* **DATA ROWS**:
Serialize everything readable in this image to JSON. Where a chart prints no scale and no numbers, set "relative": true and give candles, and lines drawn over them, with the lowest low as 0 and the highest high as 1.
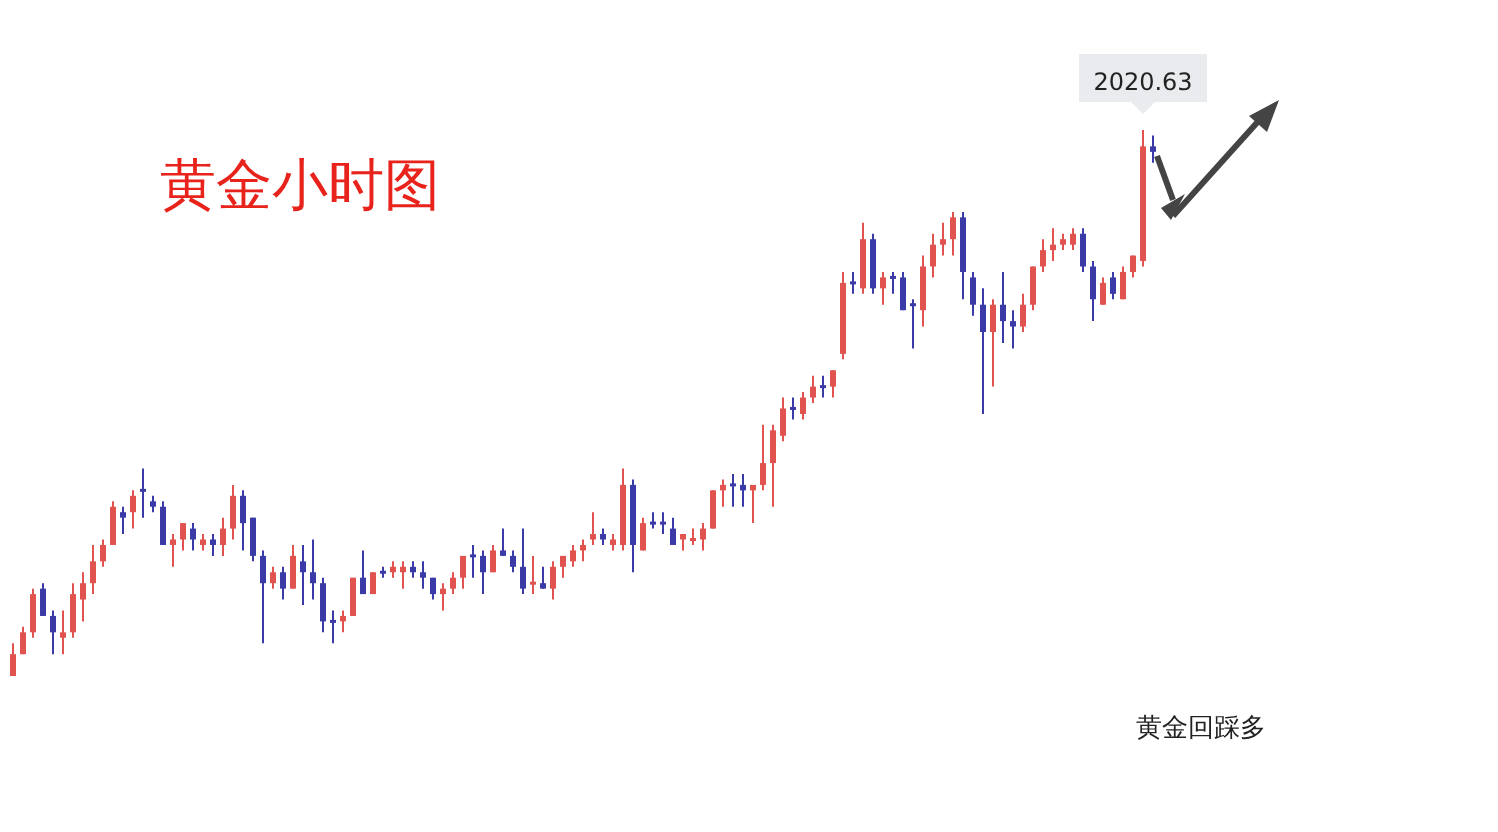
{
  "chart_data": {
    "type": "candlestick",
    "title": "黄金小时图",
    "relative": true,
    "annotations": [
      "2020.63",
      "黄金回踩多"
    ],
    "categories": [
      null,
      null,
      null,
      null,
      null,
      null,
      null,
      null,
      null,
      null,
      null,
      null,
      null,
      null,
      null,
      null,
      null,
      null,
      null,
      null,
      null,
      null,
      null,
      null,
      null,
      null,
      null,
      null,
      null,
      null,
      null,
      null,
      null,
      null,
      null,
      null,
      null,
      null,
      null,
      null,
      null,
      null,
      null,
      null,
      null,
      null,
      null,
      null,
      null,
      null,
      null,
      null,
      null,
      null,
      null,
      null,
      null,
      null,
      null,
      null,
      null,
      null,
      null,
      null,
      null,
      null,
      null,
      null,
      null,
      null,
      null,
      null,
      null,
      null,
      null,
      null,
      null,
      null,
      null,
      null,
      null,
      null,
      null,
      null,
      null,
      null,
      null,
      null,
      null,
      null,
      null,
      null,
      null,
      null,
      null,
      null,
      null,
      null,
      null,
      null,
      null,
      null,
      null,
      null,
      null,
      null,
      null,
      null,
      null,
      null,
      null,
      null,
      null,
      null,
      null
    ],
    "ohlc": [
      [
        0.0,
        0.06,
        0.0,
        0.04
      ],
      [
        0.04,
        0.09,
        0.04,
        0.08
      ],
      [
        0.08,
        0.16,
        0.07,
        0.15
      ],
      [
        0.16,
        0.17,
        0.11,
        0.11
      ],
      [
        0.11,
        0.12,
        0.04,
        0.08
      ],
      [
        0.07,
        0.12,
        0.04,
        0.08
      ],
      [
        0.08,
        0.17,
        0.07,
        0.15
      ],
      [
        0.14,
        0.19,
        0.1,
        0.17
      ],
      [
        0.17,
        0.24,
        0.15,
        0.21
      ],
      [
        0.21,
        0.25,
        0.2,
        0.24
      ],
      [
        0.24,
        0.32,
        0.24,
        0.31
      ],
      [
        0.3,
        0.31,
        0.26,
        0.29
      ],
      [
        0.3,
        0.34,
        0.27,
        0.33
      ],
      [
        0.34,
        0.38,
        0.29,
        0.34
      ],
      [
        0.32,
        0.33,
        0.3,
        0.31
      ],
      [
        0.31,
        0.32,
        0.24,
        0.24
      ],
      [
        0.24,
        0.26,
        0.2,
        0.25
      ],
      [
        0.25,
        0.28,
        0.23,
        0.28
      ],
      [
        0.27,
        0.28,
        0.23,
        0.25
      ],
      [
        0.24,
        0.26,
        0.23,
        0.25
      ],
      [
        0.25,
        0.26,
        0.22,
        0.24
      ],
      [
        0.24,
        0.29,
        0.22,
        0.27
      ],
      [
        0.27,
        0.35,
        0.25,
        0.33
      ],
      [
        0.33,
        0.34,
        0.23,
        0.28
      ],
      [
        0.29,
        0.29,
        0.21,
        0.22
      ],
      [
        0.22,
        0.23,
        0.06,
        0.17
      ],
      [
        0.17,
        0.2,
        0.16,
        0.19
      ],
      [
        0.19,
        0.2,
        0.14,
        0.16
      ],
      [
        0.16,
        0.24,
        0.16,
        0.22
      ],
      [
        0.21,
        0.24,
        0.13,
        0.19
      ],
      [
        0.19,
        0.25,
        0.14,
        0.17
      ],
      [
        0.17,
        0.18,
        0.08,
        0.1
      ],
      [
        0.1,
        0.12,
        0.06,
        0.1
      ],
      [
        0.1,
        0.12,
        0.08,
        0.11
      ],
      [
        0.11,
        0.18,
        0.11,
        0.18
      ],
      [
        0.18,
        0.23,
        0.15,
        0.15
      ],
      [
        0.15,
        0.19,
        0.15,
        0.19
      ],
      [
        0.19,
        0.2,
        0.18,
        0.19
      ],
      [
        0.19,
        0.21,
        0.18,
        0.2
      ],
      [
        0.19,
        0.21,
        0.16,
        0.2
      ],
      [
        0.2,
        0.21,
        0.18,
        0.19
      ],
      [
        0.19,
        0.21,
        0.16,
        0.18
      ],
      [
        0.18,
        0.18,
        0.14,
        0.15
      ],
      [
        0.15,
        0.17,
        0.12,
        0.16
      ],
      [
        0.16,
        0.19,
        0.15,
        0.18
      ],
      [
        0.18,
        0.22,
        0.16,
        0.22
      ],
      [
        0.22,
        0.24,
        0.18,
        0.22
      ],
      [
        0.22,
        0.23,
        0.15,
        0.19
      ],
      [
        0.19,
        0.24,
        0.19,
        0.23
      ],
      [
        0.23,
        0.27,
        0.22,
        0.22
      ],
      [
        0.22,
        0.23,
        0.19,
        0.2
      ],
      [
        0.2,
        0.27,
        0.15,
        0.16
      ],
      [
        0.17,
        0.22,
        0.15,
        0.17
      ],
      [
        0.17,
        0.2,
        0.16,
        0.16
      ],
      [
        0.16,
        0.21,
        0.14,
        0.2
      ],
      [
        0.2,
        0.22,
        0.18,
        0.22
      ],
      [
        0.21,
        0.24,
        0.2,
        0.23
      ],
      [
        0.23,
        0.25,
        0.21,
        0.24
      ],
      [
        0.25,
        0.3,
        0.24,
        0.26
      ],
      [
        0.26,
        0.27,
        0.24,
        0.25
      ],
      [
        0.24,
        0.26,
        0.23,
        0.25
      ],
      [
        0.24,
        0.38,
        0.23,
        0.35
      ],
      [
        0.35,
        0.36,
        0.19,
        0.24
      ],
      [
        0.23,
        0.29,
        0.23,
        0.28
      ],
      [
        0.28,
        0.3,
        0.27,
        0.28
      ],
      [
        0.28,
        0.3,
        0.26,
        0.28
      ],
      [
        0.27,
        0.29,
        0.24,
        0.24
      ],
      [
        0.25,
        0.26,
        0.23,
        0.26
      ],
      [
        0.25,
        0.27,
        0.24,
        0.25
      ],
      [
        0.25,
        0.28,
        0.23,
        0.27
      ],
      [
        0.27,
        0.34,
        0.27,
        0.34
      ],
      [
        0.34,
        0.36,
        0.31,
        0.35
      ],
      [
        0.35,
        0.37,
        0.31,
        0.35
      ],
      [
        0.35,
        0.37,
        0.31,
        0.34
      ],
      [
        0.34,
        0.35,
        0.28,
        0.35
      ],
      [
        0.35,
        0.46,
        0.34,
        0.39
      ],
      [
        0.39,
        0.46,
        0.31,
        0.45
      ],
      [
        0.44,
        0.51,
        0.43,
        0.49
      ],
      [
        0.49,
        0.51,
        0.47,
        0.49
      ],
      [
        0.48,
        0.52,
        0.47,
        0.51
      ],
      [
        0.51,
        0.55,
        0.5,
        0.53
      ],
      [
        0.53,
        0.55,
        0.51,
        0.53
      ],
      [
        0.53,
        0.56,
        0.51,
        0.56
      ],
      [
        0.59,
        0.74,
        0.58,
        0.72
      ],
      [
        0.72,
        0.74,
        0.7,
        0.72
      ],
      [
        0.71,
        0.83,
        0.7,
        0.8
      ],
      [
        0.8,
        0.81,
        0.7,
        0.71
      ],
      [
        0.71,
        0.74,
        0.68,
        0.73
      ],
      [
        0.73,
        0.74,
        0.7,
        0.73
      ],
      [
        0.73,
        0.74,
        0.67,
        0.67
      ],
      [
        0.68,
        0.69,
        0.6,
        0.68
      ],
      [
        0.67,
        0.77,
        0.64,
        0.75
      ],
      [
        0.75,
        0.81,
        0.73,
        0.79
      ],
      [
        0.79,
        0.83,
        0.77,
        0.8
      ],
      [
        0.8,
        0.85,
        0.77,
        0.84
      ],
      [
        0.84,
        0.85,
        0.69,
        0.74
      ],
      [
        0.73,
        0.74,
        0.66,
        0.68
      ],
      [
        0.68,
        0.71,
        0.48,
        0.63
      ],
      [
        0.63,
        0.69,
        0.53,
        0.68
      ],
      [
        0.68,
        0.74,
        0.61,
        0.65
      ],
      [
        0.65,
        0.67,
        0.6,
        0.64
      ],
      [
        0.64,
        0.7,
        0.63,
        0.68
      ],
      [
        0.68,
        0.75,
        0.67,
        0.75
      ],
      [
        0.75,
        0.8,
        0.74,
        0.78
      ],
      [
        0.78,
        0.82,
        0.76,
        0.79
      ],
      [
        0.79,
        0.81,
        0.78,
        0.8
      ],
      [
        0.79,
        0.82,
        0.78,
        0.81
      ],
      [
        0.81,
        0.82,
        0.74,
        0.75
      ],
      [
        0.75,
        0.76,
        0.65,
        0.69
      ],
      [
        0.68,
        0.73,
        0.68,
        0.72
      ],
      [
        0.73,
        0.74,
        0.69,
        0.7
      ],
      [
        0.69,
        0.75,
        0.69,
        0.74
      ],
      [
        0.74,
        0.77,
        0.73,
        0.77
      ],
      [
        0.76,
        1.0,
        0.75,
        0.97
      ],
      [
        0.97,
        0.99,
        0.94,
        0.96
      ]
    ],
    "colors": [
      "#e0534e",
      "#e0534e",
      "#e0534e",
      "#3b3ba8",
      "#3b3ba8",
      "#e0534e",
      "#e0534e",
      "#e0534e",
      "#e0534e",
      "#e0534e",
      "#e0534e",
      "#3b3ba8",
      "#e0534e",
      "#3b3ba8",
      "#3b3ba8",
      "#3b3ba8",
      "#e0534e",
      "#e0534e",
      "#3b3ba8",
      "#e0534e",
      "#3b3ba8",
      "#e0534e",
      "#e0534e",
      "#3b3ba8",
      "#3b3ba8",
      "#3b3ba8",
      "#e0534e",
      "#3b3ba8",
      "#e0534e",
      "#3b3ba8",
      "#3b3ba8",
      "#3b3ba8",
      "#3b3ba8",
      "#e0534e",
      "#e0534e",
      "#3b3ba8",
      "#e0534e",
      "#3b3ba8",
      "#e0534e",
      "#e0534e",
      "#3b3ba8",
      "#3b3ba8",
      "#3b3ba8",
      "#e0534e",
      "#e0534e",
      "#e0534e",
      "#3b3ba8",
      "#3b3ba8",
      "#e0534e",
      "#3b3ba8",
      "#3b3ba8",
      "#3b3ba8",
      "#e0534e",
      "#3b3ba8",
      "#e0534e",
      "#e0534e",
      "#e0534e",
      "#e0534e",
      "#e0534e",
      "#3b3ba8",
      "#e0534e",
      "#e0534e",
      "#3b3ba8",
      "#e0534e",
      "#3b3ba8",
      "#3b3ba8",
      "#3b3ba8",
      "#e0534e",
      "#e0534e",
      "#e0534e",
      "#e0534e",
      "#e0534e",
      "#3b3ba8",
      "#3b3ba8",
      "#e0534e",
      "#e0534e",
      "#e0534e",
      "#e0534e",
      "#3b3ba8",
      "#e0534e",
      "#e0534e",
      "#3b3ba8",
      "#e0534e",
      "#e0534e",
      "#3b3ba8",
      "#e0534e",
      "#3b3ba8",
      "#e0534e",
      "#3b3ba8",
      "#3b3ba8",
      "#3b3ba8",
      "#e0534e",
      "#e0534e",
      "#e0534e",
      "#e0534e",
      "#3b3ba8",
      "#3b3ba8",
      "#3b3ba8",
      "#e0534e",
      "#3b3ba8",
      "#3b3ba8",
      "#e0534e",
      "#e0534e",
      "#e0534e",
      "#e0534e",
      "#e0534e",
      "#e0534e",
      "#3b3ba8",
      "#3b3ba8",
      "#e0534e",
      "#3b3ba8",
      "#e0534e",
      "#e0534e",
      "#e0534e",
      "#3b3ba8"
    ]
  }
}
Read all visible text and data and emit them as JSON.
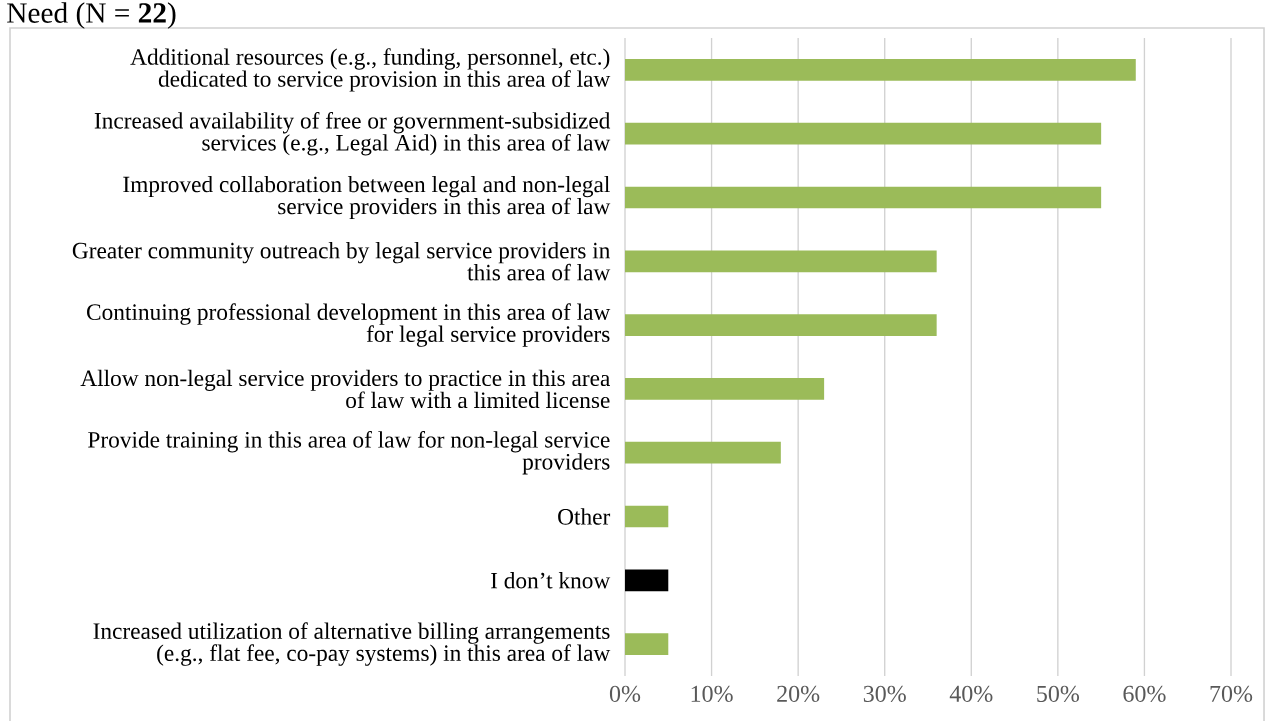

* **INSTRUCTIONS TO FOLLOW**: Return each line among the entries that holds the word "JSON".

* **THE REPLY**:
Serialize everything readable in this image to JSON. Where a chart prints no scale and no numbers, set "relative": true and give candles, and lines drawn over them, with the lowest low as 0 and the highest high as 1.
Read all visible text and data and emit them as JSON.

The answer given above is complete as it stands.